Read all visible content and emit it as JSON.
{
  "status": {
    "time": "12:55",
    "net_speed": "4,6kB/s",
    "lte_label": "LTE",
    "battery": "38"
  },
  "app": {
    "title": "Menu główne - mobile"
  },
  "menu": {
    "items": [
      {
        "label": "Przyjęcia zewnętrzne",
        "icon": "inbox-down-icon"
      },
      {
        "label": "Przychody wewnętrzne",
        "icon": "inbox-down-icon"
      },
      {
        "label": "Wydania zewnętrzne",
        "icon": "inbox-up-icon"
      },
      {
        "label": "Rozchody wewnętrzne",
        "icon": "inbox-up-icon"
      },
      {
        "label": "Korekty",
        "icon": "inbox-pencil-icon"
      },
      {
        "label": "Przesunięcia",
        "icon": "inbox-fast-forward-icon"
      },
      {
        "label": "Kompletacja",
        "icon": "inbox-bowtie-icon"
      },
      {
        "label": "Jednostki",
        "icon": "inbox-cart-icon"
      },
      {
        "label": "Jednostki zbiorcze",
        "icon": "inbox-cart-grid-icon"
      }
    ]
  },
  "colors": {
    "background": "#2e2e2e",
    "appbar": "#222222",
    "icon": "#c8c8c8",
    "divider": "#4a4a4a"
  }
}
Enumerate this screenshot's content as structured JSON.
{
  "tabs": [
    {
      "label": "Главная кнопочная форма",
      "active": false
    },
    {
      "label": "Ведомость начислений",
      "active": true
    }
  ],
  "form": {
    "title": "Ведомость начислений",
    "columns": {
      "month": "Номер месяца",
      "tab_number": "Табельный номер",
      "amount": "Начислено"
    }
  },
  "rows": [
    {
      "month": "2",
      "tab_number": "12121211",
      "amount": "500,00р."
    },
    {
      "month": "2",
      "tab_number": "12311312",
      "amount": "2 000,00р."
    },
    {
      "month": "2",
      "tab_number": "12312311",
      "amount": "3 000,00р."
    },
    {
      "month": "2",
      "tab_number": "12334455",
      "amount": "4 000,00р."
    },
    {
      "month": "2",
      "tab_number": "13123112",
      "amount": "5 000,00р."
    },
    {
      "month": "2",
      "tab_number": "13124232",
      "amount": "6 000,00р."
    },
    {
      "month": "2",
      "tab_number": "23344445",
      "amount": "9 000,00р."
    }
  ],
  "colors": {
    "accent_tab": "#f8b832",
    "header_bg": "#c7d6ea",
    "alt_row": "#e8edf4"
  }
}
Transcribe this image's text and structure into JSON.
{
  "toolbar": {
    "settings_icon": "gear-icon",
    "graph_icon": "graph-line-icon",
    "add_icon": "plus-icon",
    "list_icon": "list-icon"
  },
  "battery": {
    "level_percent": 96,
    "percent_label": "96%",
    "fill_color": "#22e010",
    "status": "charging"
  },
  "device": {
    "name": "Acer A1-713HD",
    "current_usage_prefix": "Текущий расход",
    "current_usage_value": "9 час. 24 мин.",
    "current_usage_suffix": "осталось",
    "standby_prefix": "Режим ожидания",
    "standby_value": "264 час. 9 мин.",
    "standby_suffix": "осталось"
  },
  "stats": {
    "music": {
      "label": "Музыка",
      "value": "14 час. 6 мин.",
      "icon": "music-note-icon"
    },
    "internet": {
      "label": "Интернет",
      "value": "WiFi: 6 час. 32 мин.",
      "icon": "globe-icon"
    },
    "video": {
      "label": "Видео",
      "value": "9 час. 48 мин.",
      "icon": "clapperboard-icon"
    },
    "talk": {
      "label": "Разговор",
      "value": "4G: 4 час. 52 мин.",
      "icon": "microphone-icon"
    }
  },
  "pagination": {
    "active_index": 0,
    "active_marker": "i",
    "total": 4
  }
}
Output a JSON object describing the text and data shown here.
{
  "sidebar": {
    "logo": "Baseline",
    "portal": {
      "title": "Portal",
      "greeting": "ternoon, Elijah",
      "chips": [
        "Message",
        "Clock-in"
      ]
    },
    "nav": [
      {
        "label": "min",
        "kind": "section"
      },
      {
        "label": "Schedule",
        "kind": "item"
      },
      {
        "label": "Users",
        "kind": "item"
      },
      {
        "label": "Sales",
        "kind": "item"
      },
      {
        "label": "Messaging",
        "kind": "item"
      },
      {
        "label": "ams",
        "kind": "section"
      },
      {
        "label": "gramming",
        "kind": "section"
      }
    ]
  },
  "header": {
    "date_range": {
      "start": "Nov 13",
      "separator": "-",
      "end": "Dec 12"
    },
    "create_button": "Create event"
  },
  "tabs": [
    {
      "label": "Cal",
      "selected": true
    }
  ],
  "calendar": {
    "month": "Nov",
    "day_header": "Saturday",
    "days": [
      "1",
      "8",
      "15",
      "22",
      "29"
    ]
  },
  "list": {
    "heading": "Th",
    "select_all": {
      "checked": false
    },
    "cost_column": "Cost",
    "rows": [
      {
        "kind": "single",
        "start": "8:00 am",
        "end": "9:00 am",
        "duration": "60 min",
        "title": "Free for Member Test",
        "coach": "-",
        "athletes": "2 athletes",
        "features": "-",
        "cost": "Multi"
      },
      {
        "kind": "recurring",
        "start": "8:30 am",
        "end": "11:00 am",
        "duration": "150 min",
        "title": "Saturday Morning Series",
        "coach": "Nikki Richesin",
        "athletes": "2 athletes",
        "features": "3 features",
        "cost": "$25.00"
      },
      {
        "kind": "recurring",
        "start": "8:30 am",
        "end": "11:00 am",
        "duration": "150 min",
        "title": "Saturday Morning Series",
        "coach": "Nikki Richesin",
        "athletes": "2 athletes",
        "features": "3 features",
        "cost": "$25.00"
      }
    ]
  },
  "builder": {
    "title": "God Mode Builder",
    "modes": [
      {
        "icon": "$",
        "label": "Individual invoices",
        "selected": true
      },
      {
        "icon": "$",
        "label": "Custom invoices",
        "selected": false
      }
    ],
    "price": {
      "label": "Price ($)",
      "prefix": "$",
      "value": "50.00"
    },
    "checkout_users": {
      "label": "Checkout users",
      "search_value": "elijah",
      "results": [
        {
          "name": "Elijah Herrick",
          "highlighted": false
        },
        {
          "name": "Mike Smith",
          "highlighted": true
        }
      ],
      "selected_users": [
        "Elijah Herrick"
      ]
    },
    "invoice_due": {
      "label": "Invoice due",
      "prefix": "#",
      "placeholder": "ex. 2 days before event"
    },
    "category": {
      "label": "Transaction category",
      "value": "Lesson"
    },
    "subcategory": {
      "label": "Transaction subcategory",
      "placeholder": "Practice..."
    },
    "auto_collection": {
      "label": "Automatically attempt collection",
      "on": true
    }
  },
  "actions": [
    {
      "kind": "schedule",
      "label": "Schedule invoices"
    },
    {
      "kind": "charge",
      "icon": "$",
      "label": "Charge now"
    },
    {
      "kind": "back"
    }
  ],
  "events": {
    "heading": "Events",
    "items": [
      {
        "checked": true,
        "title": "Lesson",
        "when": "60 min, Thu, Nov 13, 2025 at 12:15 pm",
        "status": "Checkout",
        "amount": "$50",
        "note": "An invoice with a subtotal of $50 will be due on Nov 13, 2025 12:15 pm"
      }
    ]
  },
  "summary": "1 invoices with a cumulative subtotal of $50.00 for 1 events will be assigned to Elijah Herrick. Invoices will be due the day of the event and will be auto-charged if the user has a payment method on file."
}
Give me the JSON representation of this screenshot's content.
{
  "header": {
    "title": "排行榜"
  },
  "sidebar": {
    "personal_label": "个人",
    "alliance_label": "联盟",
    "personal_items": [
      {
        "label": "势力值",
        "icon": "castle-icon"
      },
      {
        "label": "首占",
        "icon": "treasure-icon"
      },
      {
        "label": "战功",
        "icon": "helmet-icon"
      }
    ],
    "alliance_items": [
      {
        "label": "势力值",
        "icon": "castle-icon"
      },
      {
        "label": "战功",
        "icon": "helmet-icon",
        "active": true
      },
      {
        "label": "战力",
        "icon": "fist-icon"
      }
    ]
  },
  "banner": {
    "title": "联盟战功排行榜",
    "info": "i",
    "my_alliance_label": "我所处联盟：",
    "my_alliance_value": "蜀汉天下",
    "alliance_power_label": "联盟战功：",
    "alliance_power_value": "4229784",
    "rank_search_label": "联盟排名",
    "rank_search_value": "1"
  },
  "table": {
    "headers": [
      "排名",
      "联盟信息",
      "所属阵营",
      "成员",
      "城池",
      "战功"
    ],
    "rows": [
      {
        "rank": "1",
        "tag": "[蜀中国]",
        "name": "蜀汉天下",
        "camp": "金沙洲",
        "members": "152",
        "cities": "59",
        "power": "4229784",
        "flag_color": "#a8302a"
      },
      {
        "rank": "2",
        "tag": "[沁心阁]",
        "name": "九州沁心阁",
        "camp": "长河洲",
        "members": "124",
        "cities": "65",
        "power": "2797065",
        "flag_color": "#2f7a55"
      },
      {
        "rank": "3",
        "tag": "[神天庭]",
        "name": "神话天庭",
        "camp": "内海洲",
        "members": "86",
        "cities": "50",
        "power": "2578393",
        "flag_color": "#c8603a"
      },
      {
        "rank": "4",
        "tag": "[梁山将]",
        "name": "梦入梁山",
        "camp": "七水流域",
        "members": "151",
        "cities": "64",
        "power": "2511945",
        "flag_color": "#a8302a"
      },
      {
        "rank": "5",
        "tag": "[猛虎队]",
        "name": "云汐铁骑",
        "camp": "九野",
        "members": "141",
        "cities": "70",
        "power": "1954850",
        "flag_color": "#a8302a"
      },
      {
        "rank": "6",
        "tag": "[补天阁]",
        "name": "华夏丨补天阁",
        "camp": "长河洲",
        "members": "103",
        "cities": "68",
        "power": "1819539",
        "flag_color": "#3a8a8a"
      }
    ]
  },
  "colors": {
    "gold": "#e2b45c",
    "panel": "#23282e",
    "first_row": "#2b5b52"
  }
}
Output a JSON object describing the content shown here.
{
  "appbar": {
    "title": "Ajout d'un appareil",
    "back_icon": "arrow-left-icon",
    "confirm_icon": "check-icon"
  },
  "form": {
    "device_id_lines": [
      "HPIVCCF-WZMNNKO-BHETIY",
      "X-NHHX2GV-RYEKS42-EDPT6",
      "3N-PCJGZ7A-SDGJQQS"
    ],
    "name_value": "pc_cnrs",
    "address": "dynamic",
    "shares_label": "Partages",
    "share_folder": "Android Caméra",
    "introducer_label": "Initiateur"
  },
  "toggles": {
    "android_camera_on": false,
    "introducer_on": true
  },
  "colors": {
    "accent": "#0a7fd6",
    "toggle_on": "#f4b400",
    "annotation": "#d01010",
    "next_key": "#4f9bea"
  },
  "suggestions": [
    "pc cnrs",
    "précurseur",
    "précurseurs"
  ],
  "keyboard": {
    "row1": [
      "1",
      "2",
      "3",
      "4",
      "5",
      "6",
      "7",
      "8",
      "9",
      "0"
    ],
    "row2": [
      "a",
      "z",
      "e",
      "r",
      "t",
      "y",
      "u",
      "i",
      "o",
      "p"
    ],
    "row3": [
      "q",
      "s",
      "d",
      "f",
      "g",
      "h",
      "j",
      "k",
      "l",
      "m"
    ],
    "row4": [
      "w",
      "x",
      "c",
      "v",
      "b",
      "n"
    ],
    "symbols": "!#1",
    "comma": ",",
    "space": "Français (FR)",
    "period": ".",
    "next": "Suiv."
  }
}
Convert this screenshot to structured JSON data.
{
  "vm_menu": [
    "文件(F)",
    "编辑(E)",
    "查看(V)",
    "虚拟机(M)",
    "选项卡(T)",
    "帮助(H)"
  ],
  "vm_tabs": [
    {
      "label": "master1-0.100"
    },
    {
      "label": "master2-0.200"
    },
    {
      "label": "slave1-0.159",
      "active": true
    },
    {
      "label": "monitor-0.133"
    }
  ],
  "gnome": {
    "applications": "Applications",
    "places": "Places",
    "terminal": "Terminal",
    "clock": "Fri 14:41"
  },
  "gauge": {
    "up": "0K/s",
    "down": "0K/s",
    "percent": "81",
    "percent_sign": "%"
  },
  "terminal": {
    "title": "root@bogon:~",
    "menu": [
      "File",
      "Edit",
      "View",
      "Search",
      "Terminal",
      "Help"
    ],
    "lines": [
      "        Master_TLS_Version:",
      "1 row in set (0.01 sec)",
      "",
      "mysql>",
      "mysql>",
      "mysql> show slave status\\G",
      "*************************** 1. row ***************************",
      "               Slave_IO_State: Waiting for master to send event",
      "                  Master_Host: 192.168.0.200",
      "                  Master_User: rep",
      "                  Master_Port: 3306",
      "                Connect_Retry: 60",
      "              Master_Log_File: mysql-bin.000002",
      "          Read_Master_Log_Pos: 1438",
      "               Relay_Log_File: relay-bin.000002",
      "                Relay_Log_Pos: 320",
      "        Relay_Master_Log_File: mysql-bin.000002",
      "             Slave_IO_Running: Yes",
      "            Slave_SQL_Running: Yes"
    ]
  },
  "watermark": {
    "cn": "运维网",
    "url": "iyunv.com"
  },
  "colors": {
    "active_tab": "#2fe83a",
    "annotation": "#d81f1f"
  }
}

◆ **STATED EXERCISE**: Give back the lines above exactly, from the one with "Convert this screenshot" through the last line.

◆ **THE COMPLETED TASK**:
Convert this screenshot to structured JSON data.
{
  "vm_menu": [
    "文件(F)",
    "编辑(E)",
    "查看(V)",
    "虚拟机(M)",
    "选项卡(T)",
    "帮助(H)"
  ],
  "vm_tabs": [
    {
      "label": "master1-0.100"
    },
    {
      "label": "master2-0.200"
    },
    {
      "label": "slave1-0.159",
      "active": true
    },
    {
      "label": "monitor-0.133"
    }
  ],
  "gnome": {
    "applications": "Applications",
    "places": "Places",
    "terminal": "Terminal",
    "clock": "Fri 14:41"
  },
  "gauge": {
    "up": "0K/s",
    "down": "0K/s",
    "percent": "81",
    "percent_sign": "%"
  },
  "terminal": {
    "title": "root@bogon:~",
    "menu": [
      "File",
      "Edit",
      "View",
      "Search",
      "Terminal",
      "Help"
    ],
    "lines": [
      "        Master_TLS_Version:",
      "1 row in set (0.01 sec)",
      "",
      "mysql>",
      "mysql>",
      "mysql> show slave status\\G",
      "*************************** 1. row ***************************",
      "               Slave_IO_State: Waiting for master to send event",
      "                  Master_Host: 192.168.0.200",
      "                  Master_User: rep",
      "                  Master_Port: 3306",
      "                Connect_Retry: 60",
      "              Master_Log_File: mysql-bin.000002",
      "          Read_Master_Log_Pos: 1438",
      "               Relay_Log_File: relay-bin.000002",
      "                Relay_Log_Pos: 320",
      "        Relay_Master_Log_File: mysql-bin.000002",
      "             Slave_IO_Running: Yes",
      "            Slave_SQL_Running: Yes"
    ]
  },
  "watermark": {
    "cn": "运维网",
    "url": "iyunv.com"
  },
  "colors": {
    "active_tab": "#2fe83a",
    "annotation": "#d81f1f"
  }
}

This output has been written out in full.